Retype the material in full, keeping every word the same.

─── EXTRACTED RECORDS ───

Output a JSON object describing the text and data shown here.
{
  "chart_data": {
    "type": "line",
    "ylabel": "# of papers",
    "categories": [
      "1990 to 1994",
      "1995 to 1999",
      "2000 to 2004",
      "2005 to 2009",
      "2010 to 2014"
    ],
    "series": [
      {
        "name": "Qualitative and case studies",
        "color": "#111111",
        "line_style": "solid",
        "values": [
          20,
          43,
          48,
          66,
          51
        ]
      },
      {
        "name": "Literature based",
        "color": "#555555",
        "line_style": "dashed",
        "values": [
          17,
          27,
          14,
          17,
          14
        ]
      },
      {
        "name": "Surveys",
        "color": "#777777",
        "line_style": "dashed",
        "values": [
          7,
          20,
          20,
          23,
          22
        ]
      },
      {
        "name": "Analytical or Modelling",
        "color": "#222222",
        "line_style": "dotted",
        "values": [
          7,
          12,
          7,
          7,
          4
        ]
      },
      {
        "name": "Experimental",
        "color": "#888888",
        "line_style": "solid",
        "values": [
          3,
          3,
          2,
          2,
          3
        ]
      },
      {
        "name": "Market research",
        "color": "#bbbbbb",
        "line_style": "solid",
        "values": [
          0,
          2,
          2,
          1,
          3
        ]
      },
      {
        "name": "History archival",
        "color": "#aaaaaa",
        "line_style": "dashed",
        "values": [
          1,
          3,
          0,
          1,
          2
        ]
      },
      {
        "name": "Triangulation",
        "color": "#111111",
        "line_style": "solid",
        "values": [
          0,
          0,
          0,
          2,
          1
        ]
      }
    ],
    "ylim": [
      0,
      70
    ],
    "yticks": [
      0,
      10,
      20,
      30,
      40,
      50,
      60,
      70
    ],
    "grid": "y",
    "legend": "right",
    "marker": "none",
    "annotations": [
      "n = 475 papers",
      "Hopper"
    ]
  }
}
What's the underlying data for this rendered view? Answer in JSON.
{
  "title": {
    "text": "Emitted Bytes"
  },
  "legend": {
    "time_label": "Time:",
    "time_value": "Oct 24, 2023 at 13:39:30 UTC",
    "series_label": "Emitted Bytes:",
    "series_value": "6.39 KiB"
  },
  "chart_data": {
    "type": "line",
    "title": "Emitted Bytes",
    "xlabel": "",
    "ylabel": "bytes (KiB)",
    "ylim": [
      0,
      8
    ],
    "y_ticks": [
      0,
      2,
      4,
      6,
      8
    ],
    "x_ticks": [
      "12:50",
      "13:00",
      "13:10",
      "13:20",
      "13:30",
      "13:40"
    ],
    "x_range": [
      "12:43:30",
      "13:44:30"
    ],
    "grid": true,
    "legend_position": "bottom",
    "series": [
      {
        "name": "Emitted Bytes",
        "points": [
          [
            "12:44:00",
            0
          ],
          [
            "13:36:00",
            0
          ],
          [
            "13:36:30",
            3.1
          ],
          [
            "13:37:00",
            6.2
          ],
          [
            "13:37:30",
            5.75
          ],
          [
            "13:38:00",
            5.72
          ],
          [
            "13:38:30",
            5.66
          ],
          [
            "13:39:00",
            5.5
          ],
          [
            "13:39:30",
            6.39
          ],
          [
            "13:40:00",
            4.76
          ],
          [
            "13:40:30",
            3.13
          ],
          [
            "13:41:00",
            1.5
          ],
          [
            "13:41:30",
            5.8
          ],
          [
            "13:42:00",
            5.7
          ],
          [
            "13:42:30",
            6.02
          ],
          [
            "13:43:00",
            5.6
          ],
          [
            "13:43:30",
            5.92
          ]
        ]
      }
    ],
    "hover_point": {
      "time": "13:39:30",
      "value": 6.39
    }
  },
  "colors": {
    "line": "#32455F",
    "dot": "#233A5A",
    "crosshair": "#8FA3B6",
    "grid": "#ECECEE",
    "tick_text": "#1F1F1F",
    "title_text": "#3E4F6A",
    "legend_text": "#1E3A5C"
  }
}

───

• **WRITTEN SOLUTION**:
Output a JSON object describing the text and data shown here.
{
  "chart_data": {
    "type": "line",
    "ylabel": "# of papers",
    "categories": [
      "1990 to 1994",
      "1995 to 1999",
      "2000 to 2004",
      "2005 to 2009",
      "2010 to 2014"
    ],
    "series": [
      {
        "name": "Qualitative and case studies",
        "color": "#111111",
        "line_style": "solid",
        "values": [
          20,
          43,
          48,
          66,
          51
        ]
      },
      {
        "name": "Literature based",
        "color": "#555555",
        "line_style": "dashed",
        "values": [
          17,
          27,
          14,
          17,
          14
        ]
      },
      {
        "name": "Surveys",
        "color": "#777777",
        "line_style": "dashed",
        "values": [
          7,
          20,
          20,
          23,
          22
        ]
      },
      {
        "name": "Analytical or Modelling",
        "color": "#222222",
        "line_style": "dotted",
        "values": [
          7,
          12,
          7,
          7,
          4
        ]
      },
      {
        "name": "Experimental",
        "color": "#888888",
        "line_style": "solid",
        "values": [
          3,
          3,
          2,
          2,
          3
        ]
      },
      {
        "name": "Market research",
        "color": "#bbbbbb",
        "line_style": "solid",
        "values": [
          0,
          2,
          2,
          1,
          3
        ]
      },
      {
        "name": "History archival",
        "color": "#aaaaaa",
        "line_style": "dashed",
        "values": [
          1,
          3,
          0,
          1,
          2
        ]
      },
      {
        "name": "Triangulation",
        "color": "#111111",
        "line_style": "solid",
        "values": [
          0,
          0,
          0,
          2,
          1
        ]
      }
    ],
    "ylim": [
      0,
      70
    ],
    "yticks": [
      0,
      10,
      20,
      30,
      40,
      50,
      60,
      70
    ],
    "grid": "y",
    "legend": "right",
    "marker": "none",
    "annotations": [
      "n = 475 papers",
      "Hopper"
    ]
  }
}
What's the underlying data for this rendered view? Answer in JSON.
{
  "title": {
    "text": "Emitted Bytes"
  },
  "legend": {
    "time_label": "Time:",
    "time_value": "Oct 24, 2023 at 13:39:30 UTC",
    "series_label": "Emitted Bytes:",
    "series_value": "6.39 KiB"
  },
  "chart_data": {
    "type": "line",
    "title": "Emitted Bytes",
    "xlabel": "",
    "ylabel": "bytes (KiB)",
    "ylim": [
      0,
      8
    ],
    "y_ticks": [
      0,
      2,
      4,
      6,
      8
    ],
    "x_ticks": [
      "12:50",
      "13:00",
      "13:10",
      "13:20",
      "13:30",
      "13:40"
    ],
    "x_range": [
      "12:43:30",
      "13:44:30"
    ],
    "grid": true,
    "legend_position": "bottom",
    "series": [
      {
        "name": "Emitted Bytes",
        "points": [
          [
            "12:44:00",
            0
          ],
          [
            "13:36:00",
            0
          ],
          [
            "13:36:30",
            3.1
          ],
          [
            "13:37:00",
            6.2
          ],
          [
            "13:37:30",
            5.75
          ],
          [
            "13:38:00",
            5.72
          ],
          [
            "13:38:30",
            5.66
          ],
          [
            "13:39:00",
            5.5
          ],
          [
            "13:39:30",
            6.39
          ],
          [
            "13:40:00",
            4.76
          ],
          [
            "13:40:30",
            3.13
          ],
          [
            "13:41:00",
            1.5
          ],
          [
            "13:41:30",
            5.8
          ],
          [
            "13:42:00",
            5.7
          ],
          [
            "13:42:30",
            6.02
          ],
          [
            "13:43:00",
            5.6
          ],
          [
            "13:43:30",
            5.92
          ]
        ]
      }
    ],
    "hover_point": {
      "time": "13:39:30",
      "value": 6.39
    }
  },
  "colors": {
    "line": "#32455F",
    "dot": "#233A5A",
    "crosshair": "#8FA3B6",
    "grid": "#ECECEE",
    "tick_text": "#1F1F1F",
    "title_text": "#3E4F6A",
    "legend_text": "#1E3A5C"
  }
}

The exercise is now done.